_RECORD SET_
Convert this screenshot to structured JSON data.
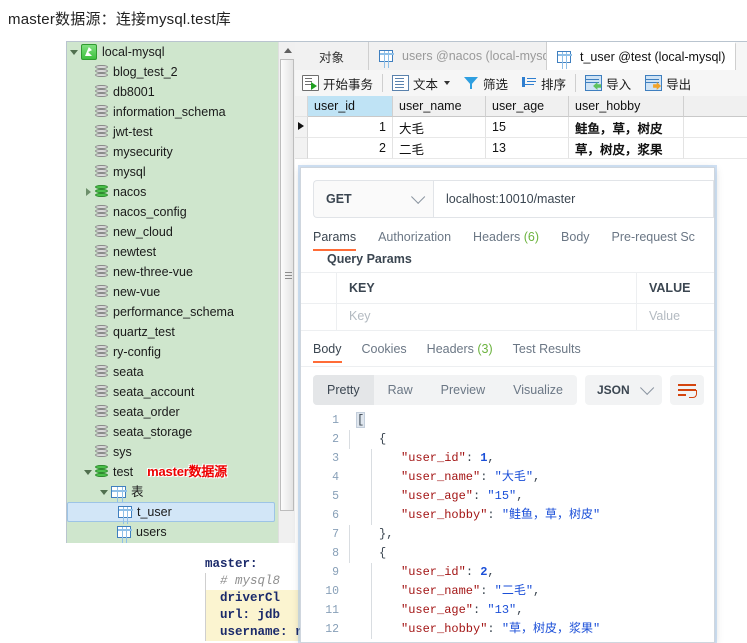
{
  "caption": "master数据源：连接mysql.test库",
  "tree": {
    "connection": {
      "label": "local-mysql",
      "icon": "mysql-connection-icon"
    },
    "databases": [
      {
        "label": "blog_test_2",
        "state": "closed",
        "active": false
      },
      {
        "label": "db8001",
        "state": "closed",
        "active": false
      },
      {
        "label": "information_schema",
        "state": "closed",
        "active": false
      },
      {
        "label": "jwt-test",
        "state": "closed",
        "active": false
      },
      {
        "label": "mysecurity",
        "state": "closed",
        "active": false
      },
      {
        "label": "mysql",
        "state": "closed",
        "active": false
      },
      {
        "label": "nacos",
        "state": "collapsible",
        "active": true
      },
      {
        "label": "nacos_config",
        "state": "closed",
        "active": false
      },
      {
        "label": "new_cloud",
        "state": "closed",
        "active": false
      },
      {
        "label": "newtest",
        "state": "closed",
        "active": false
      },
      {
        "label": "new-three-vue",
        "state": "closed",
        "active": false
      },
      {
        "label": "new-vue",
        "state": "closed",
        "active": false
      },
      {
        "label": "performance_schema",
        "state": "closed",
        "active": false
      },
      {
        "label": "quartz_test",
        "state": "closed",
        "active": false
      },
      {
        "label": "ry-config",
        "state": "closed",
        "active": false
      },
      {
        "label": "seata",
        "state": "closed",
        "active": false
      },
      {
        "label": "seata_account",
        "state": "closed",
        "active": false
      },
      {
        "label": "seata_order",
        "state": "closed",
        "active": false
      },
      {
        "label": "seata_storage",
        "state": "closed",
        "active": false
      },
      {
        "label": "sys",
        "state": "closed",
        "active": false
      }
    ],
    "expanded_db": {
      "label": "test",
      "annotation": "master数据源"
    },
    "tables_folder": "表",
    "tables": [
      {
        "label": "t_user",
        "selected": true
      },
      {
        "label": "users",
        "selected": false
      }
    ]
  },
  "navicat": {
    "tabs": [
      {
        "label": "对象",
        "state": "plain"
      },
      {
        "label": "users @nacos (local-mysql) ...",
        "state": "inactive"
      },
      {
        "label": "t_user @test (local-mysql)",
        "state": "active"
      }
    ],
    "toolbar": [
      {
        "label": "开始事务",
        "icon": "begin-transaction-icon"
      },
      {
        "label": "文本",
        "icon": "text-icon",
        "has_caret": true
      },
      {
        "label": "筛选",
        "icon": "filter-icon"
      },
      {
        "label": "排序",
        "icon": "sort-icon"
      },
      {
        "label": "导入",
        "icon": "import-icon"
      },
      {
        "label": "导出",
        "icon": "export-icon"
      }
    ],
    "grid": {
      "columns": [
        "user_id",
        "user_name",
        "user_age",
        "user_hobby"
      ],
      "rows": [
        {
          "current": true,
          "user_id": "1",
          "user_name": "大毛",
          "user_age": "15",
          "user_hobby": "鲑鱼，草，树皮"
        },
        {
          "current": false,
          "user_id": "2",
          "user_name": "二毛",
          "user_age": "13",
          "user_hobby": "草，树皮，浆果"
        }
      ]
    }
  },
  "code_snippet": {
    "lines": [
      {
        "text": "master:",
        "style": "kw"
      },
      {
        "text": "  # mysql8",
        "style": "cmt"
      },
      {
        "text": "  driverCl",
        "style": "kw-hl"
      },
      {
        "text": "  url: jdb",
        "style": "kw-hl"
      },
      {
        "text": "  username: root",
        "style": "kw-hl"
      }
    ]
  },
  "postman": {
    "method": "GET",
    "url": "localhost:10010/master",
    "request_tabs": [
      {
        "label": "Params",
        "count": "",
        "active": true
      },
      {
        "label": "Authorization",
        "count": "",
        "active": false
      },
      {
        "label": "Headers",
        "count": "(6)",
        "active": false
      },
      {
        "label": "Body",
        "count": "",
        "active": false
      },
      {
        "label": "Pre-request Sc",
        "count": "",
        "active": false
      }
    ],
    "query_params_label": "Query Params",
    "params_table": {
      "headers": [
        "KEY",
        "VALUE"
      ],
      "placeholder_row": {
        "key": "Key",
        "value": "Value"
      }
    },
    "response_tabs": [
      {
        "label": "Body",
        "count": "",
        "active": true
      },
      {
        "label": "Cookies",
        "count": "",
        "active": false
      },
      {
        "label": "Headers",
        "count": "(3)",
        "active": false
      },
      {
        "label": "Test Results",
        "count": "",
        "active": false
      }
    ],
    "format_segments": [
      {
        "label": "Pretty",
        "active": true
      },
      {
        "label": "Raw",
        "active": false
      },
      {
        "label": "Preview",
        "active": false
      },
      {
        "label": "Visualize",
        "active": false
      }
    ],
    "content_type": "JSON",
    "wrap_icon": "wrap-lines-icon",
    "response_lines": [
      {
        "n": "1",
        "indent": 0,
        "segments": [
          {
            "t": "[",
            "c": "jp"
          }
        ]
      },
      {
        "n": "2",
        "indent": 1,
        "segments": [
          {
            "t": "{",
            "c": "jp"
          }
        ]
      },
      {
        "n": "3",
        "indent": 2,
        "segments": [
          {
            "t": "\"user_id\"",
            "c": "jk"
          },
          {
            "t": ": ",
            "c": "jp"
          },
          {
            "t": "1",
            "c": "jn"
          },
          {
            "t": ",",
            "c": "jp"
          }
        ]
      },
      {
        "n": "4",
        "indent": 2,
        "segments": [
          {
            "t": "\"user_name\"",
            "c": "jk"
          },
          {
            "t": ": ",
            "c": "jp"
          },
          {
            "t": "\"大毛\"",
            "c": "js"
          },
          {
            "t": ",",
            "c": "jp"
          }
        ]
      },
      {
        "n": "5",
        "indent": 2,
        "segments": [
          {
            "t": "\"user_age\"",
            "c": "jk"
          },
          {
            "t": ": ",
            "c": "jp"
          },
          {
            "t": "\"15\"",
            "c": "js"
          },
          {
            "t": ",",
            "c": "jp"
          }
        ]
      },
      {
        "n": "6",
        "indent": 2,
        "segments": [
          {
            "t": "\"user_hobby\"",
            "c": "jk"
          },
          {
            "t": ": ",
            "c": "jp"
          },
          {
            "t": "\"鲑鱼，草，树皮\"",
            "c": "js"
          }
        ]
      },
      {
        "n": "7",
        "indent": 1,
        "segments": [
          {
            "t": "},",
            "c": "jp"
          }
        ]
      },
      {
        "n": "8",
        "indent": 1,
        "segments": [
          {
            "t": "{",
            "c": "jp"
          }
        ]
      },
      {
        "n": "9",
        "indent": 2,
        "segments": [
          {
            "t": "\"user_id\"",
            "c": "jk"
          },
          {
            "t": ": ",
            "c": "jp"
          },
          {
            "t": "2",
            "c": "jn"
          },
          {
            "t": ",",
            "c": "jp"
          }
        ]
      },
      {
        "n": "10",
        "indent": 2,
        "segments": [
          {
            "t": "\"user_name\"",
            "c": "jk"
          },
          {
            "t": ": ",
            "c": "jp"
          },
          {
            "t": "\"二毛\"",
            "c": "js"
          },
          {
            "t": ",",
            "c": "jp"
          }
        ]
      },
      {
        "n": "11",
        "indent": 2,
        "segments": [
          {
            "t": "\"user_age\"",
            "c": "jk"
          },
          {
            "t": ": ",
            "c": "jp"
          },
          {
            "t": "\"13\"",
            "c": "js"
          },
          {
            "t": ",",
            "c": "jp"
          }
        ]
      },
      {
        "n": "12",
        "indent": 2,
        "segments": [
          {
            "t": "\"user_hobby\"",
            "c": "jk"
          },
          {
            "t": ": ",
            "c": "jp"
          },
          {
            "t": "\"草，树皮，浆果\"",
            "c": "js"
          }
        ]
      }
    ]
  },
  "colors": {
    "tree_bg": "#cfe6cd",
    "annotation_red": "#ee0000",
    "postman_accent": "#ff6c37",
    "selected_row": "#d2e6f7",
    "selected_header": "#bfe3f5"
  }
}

_WHAT TO DO_
Note how many lines in the material hold the word "icon", and give that number with nothing added.

_SOLUTION TO THIS EXERCISE_
8